• [Document segment]
====

That implies that there is at least one (presumably common) method for generating RSA keys which does not frequently output duplicate primes.

Security requires more than "does not frequently output duplicate primes". It requires "primes have a large amount of entropy".

So what the researchers did, apparently, was to gather all the RSA public keys they could find (6 million or so) and then calculate the gcds of all pairs of keys.

Apparently not. The number of unique pairings among 6 million is 5,999,999 factorial. Which is a _really_ large number.

Not so. Given a set of N elements from which you choose k (with order not mattering, since you only care whether a given two are the same) the number of pairs is N!/(k!(N-k)!). So it's (6000000!)/(2!(6000000-2)!).

We can take advantage of the cancellation properties of the factorial to write this as N\(N-1)\...\(N-k+1)/k! . If k=2 this resolves to N(N-1)/2.

====

• [Problem details] Return the full forum thread on RSA keys and shared primes word for word, with nothing changed.

Box annotation data
====

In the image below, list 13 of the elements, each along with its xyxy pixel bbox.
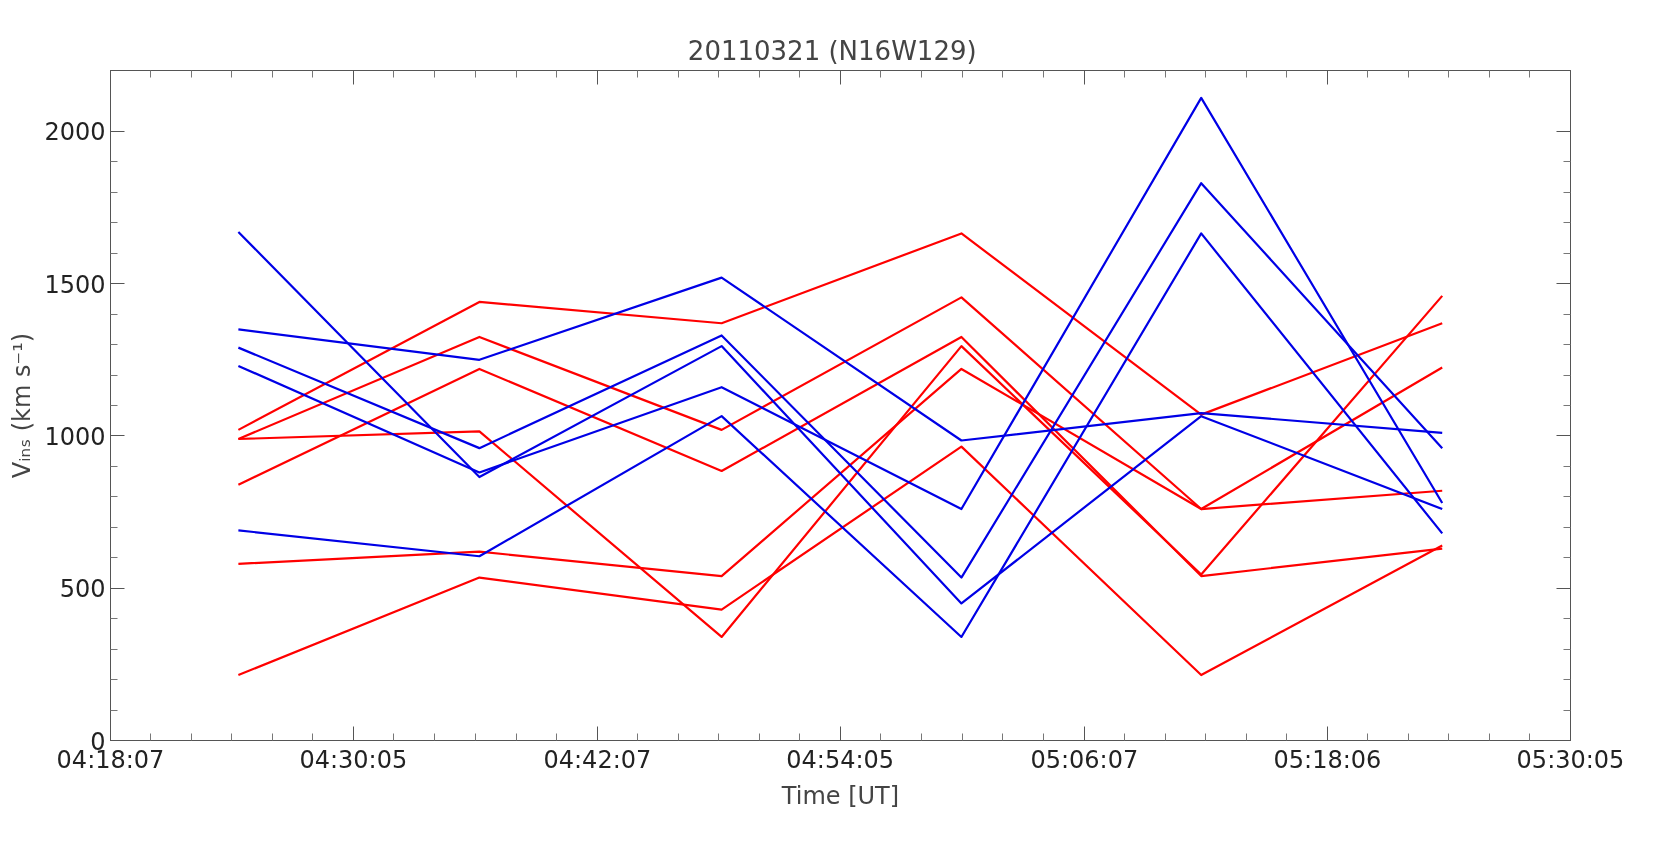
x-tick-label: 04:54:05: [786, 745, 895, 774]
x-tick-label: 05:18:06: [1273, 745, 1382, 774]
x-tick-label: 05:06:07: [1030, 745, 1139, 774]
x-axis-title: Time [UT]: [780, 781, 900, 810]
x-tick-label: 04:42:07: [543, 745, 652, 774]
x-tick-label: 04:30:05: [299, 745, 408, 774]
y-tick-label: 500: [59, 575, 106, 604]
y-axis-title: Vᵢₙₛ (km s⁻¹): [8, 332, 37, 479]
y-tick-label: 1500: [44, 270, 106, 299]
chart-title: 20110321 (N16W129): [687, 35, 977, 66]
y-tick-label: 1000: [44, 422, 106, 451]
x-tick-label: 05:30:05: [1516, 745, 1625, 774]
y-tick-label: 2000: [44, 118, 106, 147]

====

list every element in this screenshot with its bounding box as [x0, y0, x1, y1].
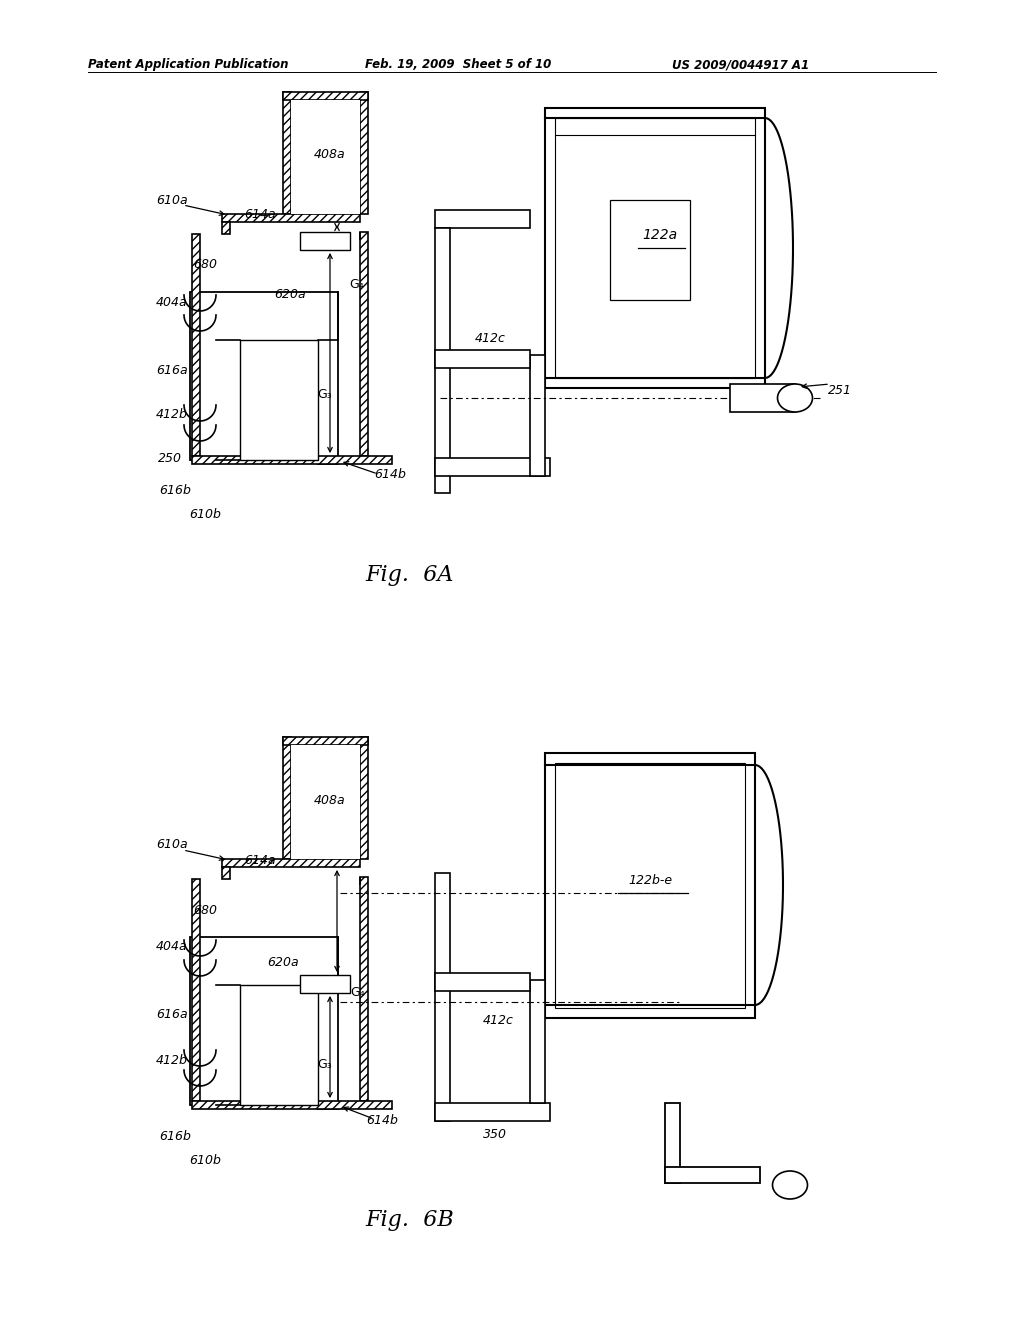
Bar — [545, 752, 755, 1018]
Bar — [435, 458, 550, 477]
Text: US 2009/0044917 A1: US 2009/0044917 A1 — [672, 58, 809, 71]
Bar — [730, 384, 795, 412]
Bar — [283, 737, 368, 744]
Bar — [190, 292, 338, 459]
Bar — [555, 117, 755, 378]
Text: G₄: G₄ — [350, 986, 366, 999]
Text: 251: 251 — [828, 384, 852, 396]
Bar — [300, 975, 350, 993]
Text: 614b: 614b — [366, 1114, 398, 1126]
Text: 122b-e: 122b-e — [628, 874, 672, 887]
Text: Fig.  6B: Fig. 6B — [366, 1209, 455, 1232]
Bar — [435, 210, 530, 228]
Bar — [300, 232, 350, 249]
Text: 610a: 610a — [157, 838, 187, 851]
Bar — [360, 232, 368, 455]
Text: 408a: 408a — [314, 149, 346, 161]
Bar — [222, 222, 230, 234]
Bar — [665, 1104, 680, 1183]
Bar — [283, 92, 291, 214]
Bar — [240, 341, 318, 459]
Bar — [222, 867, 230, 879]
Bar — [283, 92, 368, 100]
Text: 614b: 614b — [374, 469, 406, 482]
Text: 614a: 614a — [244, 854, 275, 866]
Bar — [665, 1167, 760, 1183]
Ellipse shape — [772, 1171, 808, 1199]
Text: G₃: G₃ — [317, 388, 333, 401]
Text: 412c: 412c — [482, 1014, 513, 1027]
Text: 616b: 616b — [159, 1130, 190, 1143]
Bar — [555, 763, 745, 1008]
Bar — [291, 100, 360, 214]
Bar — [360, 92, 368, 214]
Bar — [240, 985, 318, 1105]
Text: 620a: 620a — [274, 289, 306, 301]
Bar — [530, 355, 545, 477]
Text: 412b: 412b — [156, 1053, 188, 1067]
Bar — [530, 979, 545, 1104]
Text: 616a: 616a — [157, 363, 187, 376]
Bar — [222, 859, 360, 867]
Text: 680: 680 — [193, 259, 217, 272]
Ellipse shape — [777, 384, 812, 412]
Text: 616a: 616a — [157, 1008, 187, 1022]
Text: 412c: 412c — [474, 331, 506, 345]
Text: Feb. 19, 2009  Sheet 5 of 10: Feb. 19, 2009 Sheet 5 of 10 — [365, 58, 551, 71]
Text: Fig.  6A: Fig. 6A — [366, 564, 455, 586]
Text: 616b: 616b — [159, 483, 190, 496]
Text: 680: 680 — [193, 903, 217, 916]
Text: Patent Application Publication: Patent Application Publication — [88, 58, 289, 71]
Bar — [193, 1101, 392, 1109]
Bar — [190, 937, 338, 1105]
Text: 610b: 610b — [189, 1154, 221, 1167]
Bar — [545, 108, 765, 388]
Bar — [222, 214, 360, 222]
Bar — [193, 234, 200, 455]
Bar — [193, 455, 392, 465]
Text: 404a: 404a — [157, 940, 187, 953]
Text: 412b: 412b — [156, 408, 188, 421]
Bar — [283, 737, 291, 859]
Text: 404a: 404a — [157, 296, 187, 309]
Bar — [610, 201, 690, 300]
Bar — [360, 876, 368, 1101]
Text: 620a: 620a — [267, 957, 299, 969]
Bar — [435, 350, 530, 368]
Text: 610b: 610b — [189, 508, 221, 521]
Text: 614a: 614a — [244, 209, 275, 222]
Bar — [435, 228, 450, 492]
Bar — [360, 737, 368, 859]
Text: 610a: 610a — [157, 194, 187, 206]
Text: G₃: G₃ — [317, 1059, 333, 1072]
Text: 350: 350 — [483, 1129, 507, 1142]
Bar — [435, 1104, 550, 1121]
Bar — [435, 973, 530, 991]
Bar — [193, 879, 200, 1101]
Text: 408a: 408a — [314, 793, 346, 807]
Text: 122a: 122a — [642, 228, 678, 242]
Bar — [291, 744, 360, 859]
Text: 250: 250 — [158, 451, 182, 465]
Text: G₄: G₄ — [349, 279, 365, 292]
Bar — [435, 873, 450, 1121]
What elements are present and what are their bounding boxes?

====

• [Written response]
That implies that there is at least one (presumably common) method for generating RSA keys which does not frequently output duplicate primes.

Security requires more than "does not frequently output duplicate primes". It requires "primes have a large amount of entropy".

So what the researchers did, apparently, was to gather all the RSA public keys they could find (6 million or so) and then calculate the gcds of all pairs of keys.

Apparently not. The number of unique pairings among 6 million is 5,999,999 factorial. Which is a _really_ large number.

Not so. Given a set of N elements from which you choose k (with order not mattering, since you only care whether a given two are the same) the number of pairs is N!/(k!(N-k)!). So it's (6000000!)/(2!(6000000-2)!).

We can take advantage of the cancellation properties of the factorial to write this as N\(N-1)\...\(N-k+1)/k! . If k=2 this resolves to N(N-1)/2.